## start Records for the exercise

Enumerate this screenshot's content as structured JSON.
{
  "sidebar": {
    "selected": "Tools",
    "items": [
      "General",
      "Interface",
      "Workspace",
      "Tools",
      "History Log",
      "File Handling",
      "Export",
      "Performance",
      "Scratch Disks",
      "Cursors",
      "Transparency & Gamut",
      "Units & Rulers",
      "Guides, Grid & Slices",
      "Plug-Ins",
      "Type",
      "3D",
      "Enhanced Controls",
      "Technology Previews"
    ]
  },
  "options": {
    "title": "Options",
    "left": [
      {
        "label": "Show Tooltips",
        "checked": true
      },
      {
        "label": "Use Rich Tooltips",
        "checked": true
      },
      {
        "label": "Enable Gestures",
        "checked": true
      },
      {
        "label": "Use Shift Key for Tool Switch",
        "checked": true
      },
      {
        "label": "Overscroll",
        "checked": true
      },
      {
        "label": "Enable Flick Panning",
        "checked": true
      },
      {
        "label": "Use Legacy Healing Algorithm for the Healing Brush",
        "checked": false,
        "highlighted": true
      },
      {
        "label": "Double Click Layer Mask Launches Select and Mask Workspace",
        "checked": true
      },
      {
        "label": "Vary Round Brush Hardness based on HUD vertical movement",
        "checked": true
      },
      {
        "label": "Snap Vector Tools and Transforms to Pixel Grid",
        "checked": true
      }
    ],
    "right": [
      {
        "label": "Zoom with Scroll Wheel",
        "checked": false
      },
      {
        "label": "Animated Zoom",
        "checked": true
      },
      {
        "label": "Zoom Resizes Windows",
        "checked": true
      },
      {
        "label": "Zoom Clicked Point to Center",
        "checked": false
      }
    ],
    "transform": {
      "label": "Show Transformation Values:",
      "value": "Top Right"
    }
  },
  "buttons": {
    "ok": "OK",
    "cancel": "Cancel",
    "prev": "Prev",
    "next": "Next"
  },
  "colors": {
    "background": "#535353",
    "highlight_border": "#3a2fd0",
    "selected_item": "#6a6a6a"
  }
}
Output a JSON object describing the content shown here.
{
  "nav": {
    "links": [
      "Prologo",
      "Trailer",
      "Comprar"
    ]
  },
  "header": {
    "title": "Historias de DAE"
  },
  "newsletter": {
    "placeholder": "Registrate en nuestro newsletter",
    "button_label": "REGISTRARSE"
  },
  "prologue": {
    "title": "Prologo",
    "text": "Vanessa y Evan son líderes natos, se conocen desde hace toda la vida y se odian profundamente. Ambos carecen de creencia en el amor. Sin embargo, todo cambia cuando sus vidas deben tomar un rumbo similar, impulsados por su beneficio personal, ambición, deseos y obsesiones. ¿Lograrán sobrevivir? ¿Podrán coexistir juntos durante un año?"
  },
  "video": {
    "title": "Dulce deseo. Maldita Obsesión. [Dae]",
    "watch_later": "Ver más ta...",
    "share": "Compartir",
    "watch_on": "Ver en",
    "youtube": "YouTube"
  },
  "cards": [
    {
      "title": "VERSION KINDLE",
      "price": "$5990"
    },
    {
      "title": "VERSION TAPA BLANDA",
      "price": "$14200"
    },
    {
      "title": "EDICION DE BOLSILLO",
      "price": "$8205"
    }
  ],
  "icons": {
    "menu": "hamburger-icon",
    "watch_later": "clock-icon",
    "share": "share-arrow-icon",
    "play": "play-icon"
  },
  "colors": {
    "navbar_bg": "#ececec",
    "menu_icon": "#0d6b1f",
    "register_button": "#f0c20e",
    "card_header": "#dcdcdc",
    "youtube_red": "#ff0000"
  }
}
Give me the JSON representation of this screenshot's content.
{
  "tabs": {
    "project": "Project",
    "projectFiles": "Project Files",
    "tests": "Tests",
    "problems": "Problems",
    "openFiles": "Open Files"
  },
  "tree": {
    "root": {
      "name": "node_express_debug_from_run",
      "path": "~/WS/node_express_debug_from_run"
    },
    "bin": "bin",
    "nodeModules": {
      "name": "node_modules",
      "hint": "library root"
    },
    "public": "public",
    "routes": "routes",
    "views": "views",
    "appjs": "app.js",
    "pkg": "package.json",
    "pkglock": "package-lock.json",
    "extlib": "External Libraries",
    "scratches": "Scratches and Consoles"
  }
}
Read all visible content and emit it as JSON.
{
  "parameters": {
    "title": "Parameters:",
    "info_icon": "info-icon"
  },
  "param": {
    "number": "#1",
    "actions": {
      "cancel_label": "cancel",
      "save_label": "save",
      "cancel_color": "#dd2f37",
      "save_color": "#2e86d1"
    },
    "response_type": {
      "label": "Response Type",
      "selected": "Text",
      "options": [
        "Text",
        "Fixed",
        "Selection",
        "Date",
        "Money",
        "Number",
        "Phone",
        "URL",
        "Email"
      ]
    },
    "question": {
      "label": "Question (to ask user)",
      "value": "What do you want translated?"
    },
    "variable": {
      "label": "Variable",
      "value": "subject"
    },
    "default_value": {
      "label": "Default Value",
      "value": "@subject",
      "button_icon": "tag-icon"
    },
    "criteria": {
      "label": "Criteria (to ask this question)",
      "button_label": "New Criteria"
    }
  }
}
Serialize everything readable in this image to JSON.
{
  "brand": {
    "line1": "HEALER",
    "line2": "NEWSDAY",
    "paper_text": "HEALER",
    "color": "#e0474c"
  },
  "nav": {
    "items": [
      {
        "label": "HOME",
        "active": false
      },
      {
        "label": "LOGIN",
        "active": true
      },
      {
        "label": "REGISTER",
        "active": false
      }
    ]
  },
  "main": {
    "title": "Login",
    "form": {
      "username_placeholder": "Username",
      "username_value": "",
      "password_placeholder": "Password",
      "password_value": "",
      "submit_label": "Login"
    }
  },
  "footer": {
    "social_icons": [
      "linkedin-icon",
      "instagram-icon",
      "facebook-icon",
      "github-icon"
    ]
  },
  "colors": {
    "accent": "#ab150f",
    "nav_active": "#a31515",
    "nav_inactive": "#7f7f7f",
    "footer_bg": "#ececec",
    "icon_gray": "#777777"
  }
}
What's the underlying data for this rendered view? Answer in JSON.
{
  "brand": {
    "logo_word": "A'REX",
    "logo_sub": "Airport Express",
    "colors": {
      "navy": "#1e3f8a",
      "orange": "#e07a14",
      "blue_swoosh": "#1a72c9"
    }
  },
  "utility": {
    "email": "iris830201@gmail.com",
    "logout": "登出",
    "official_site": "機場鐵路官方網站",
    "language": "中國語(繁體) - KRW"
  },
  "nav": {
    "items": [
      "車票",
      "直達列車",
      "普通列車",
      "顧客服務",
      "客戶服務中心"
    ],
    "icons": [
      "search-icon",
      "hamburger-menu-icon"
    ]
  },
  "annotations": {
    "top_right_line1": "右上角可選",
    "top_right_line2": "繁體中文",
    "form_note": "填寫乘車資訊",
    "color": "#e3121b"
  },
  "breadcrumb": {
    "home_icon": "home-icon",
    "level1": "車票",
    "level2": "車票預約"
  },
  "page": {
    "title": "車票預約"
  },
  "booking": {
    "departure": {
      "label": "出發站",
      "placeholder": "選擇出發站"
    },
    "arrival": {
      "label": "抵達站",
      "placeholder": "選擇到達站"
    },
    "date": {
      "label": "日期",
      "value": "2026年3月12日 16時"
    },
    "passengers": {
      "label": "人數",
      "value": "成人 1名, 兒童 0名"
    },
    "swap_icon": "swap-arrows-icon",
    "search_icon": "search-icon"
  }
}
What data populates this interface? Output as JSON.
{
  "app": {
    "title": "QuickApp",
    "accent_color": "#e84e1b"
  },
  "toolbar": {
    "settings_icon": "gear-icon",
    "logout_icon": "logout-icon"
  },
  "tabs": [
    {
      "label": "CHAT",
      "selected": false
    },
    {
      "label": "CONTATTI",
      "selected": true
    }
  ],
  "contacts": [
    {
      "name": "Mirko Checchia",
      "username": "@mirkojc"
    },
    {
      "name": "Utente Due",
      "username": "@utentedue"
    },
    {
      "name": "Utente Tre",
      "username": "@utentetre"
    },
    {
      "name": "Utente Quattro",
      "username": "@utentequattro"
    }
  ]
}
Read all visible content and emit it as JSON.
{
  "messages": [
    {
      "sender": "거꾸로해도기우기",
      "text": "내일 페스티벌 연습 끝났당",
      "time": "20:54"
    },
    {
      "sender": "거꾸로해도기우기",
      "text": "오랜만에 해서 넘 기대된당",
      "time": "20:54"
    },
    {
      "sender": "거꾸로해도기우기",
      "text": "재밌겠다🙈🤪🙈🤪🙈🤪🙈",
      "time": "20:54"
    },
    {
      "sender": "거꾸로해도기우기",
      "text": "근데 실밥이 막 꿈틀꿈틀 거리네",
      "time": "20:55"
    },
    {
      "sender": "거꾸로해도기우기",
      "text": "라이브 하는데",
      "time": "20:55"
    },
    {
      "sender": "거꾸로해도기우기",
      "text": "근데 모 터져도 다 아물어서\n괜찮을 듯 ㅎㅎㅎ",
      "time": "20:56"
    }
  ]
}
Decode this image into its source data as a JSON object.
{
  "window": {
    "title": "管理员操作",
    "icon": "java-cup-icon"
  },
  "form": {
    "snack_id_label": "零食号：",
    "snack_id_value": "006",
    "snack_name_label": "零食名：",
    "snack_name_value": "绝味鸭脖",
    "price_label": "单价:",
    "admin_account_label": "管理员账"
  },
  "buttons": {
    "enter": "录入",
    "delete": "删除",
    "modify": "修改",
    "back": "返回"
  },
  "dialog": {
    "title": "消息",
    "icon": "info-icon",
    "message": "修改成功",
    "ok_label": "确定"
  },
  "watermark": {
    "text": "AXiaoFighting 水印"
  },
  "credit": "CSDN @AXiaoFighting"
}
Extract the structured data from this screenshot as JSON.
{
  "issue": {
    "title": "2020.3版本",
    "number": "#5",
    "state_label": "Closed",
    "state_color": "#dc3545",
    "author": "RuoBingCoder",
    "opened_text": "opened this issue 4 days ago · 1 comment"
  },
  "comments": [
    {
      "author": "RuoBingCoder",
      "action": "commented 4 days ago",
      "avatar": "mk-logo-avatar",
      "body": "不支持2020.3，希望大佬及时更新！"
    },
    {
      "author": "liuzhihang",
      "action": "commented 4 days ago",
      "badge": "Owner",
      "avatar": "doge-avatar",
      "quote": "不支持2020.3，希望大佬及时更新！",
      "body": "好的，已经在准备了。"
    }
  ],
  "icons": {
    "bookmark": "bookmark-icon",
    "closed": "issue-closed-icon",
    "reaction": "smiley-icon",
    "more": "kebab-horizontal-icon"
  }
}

## end Records for the exercise

Repeat the line containing "Decode this image" and all subsequent lines through the final line of the data, exactly and with no others.

Decode this image into its source data as a JSON object.
{
  "window": {
    "title": "管理员操作",
    "icon": "java-cup-icon"
  },
  "form": {
    "snack_id_label": "零食号：",
    "snack_id_value": "006",
    "snack_name_label": "零食名：",
    "snack_name_value": "绝味鸭脖",
    "price_label": "单价:",
    "admin_account_label": "管理员账"
  },
  "buttons": {
    "enter": "录入",
    "delete": "删除",
    "modify": "修改",
    "back": "返回"
  },
  "dialog": {
    "title": "消息",
    "icon": "info-icon",
    "message": "修改成功",
    "ok_label": "确定"
  },
  "watermark": {
    "text": "AXiaoFighting 水印"
  },
  "credit": "CSDN @AXiaoFighting"
}
Extract the structured data from this screenshot as JSON.
{
  "issue": {
    "title": "2020.3版本",
    "number": "#5",
    "state_label": "Closed",
    "state_color": "#dc3545",
    "author": "RuoBingCoder",
    "opened_text": "opened this issue 4 days ago · 1 comment"
  },
  "comments": [
    {
      "author": "RuoBingCoder",
      "action": "commented 4 days ago",
      "avatar": "mk-logo-avatar",
      "body": "不支持2020.3，希望大佬及时更新！"
    },
    {
      "author": "liuzhihang",
      "action": "commented 4 days ago",
      "badge": "Owner",
      "avatar": "doge-avatar",
      "quote": "不支持2020.3，希望大佬及时更新！",
      "body": "好的，已经在准备了。"
    }
  ],
  "icons": {
    "bookmark": "bookmark-icon",
    "closed": "issue-closed-icon",
    "reaction": "smiley-icon",
    "more": "kebab-horizontal-icon"
  }
}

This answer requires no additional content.